**BRIEF:**
All of the lines below are to be printed again exactly; images are excluded from the output.

---+---

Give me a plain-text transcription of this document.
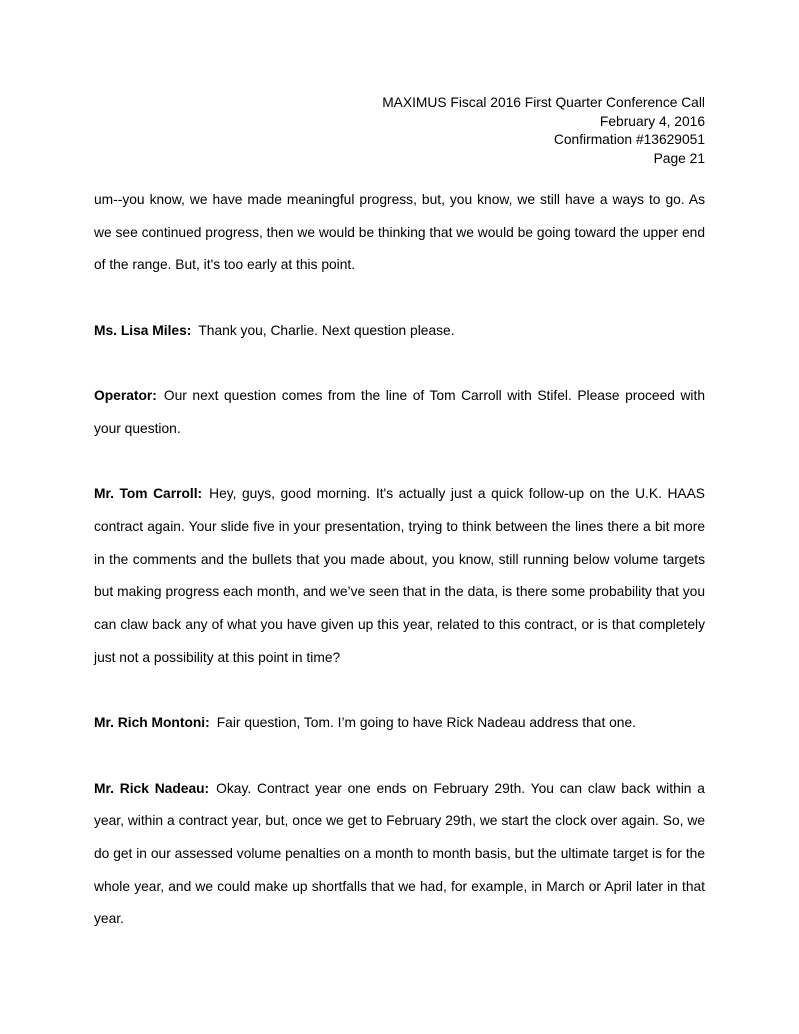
MAXIMUS Fiscal 2016 First Quarter Conference Call
February 4, 2016
Confirmation #13629051
Page 21

um--you know, we have made meaningful progress, but, you know, we still have a ways to go. As we see continued progress, then we would be thinking that we would be going toward the upper end of the range. But, it's too early at this point.

Ms. Lisa Miles: Thank you, Charlie. Next question please.

Operator: Our next question comes from the line of Tom Carroll with Stifel. Please proceed with your question.

Mr. Tom Carroll: Hey, guys, good morning. It's actually just a quick follow-up on the U.K. HAAS contract again. Your slide five in your presentation, trying to think between the lines there a bit more in the comments and the bullets that you made about, you know, still running below volume targets but making progress each month, and we’ve seen that in the data, is there some probability that you can claw back any of what you have given up this year, related to this contract, or is that completely just not a possibility at this point in time?

Mr. Rich Montoni: Fair question, Tom. I’m going to have Rick Nadeau address that one.

Mr. Rick Nadeau: Okay. Contract year one ends on February 29th. You can claw back within a year, within a contract year, but, once we get to February 29th, we start the clock over again. So, we do get in our assessed volume penalties on a month to month basis, but the ultimate target is for the whole year, and we could make up shortfalls that we had, for example, in March or April later in that year.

---+---

**RESPONSE:**
Give me a plain-text transcription of this document.
MAXIMUS Fiscal 2016 First Quarter Conference Call
February 4, 2016
Confirmation #13629051
Page 21

um--you know, we have made meaningful progress, but, you know, we still have a ways to go. As we see continued progress, then we would be thinking that we would be going toward the upper end of the range. But, it's too early at this point.

Ms. Lisa Miles: Thank you, Charlie. Next question please.

Operator: Our next question comes from the line of Tom Carroll with Stifel. Please proceed with your question.

Mr. Tom Carroll: Hey, guys, good morning. It's actually just a quick follow-up on the U.K. HAAS contract again. Your slide five in your presentation, trying to think between the lines there a bit more in the comments and the bullets that you made about, you know, still running below volume targets but making progress each month, and we’ve seen that in the data, is there some probability that you can claw back any of what you have given up this year, related to this contract, or is that completely just not a possibility at this point in time?

Mr. Rich Montoni: Fair question, Tom. I’m going to have Rick Nadeau address that one.

Mr. Rick Nadeau: Okay. Contract year one ends on February 29th. You can claw back within a year, within a contract year, but, once we get to February 29th, we start the clock over again. So, we do get in our assessed volume penalties on a month to month basis, but the ultimate target is for the whole year, and we could make up shortfalls that we had, for example, in March or April later in that year.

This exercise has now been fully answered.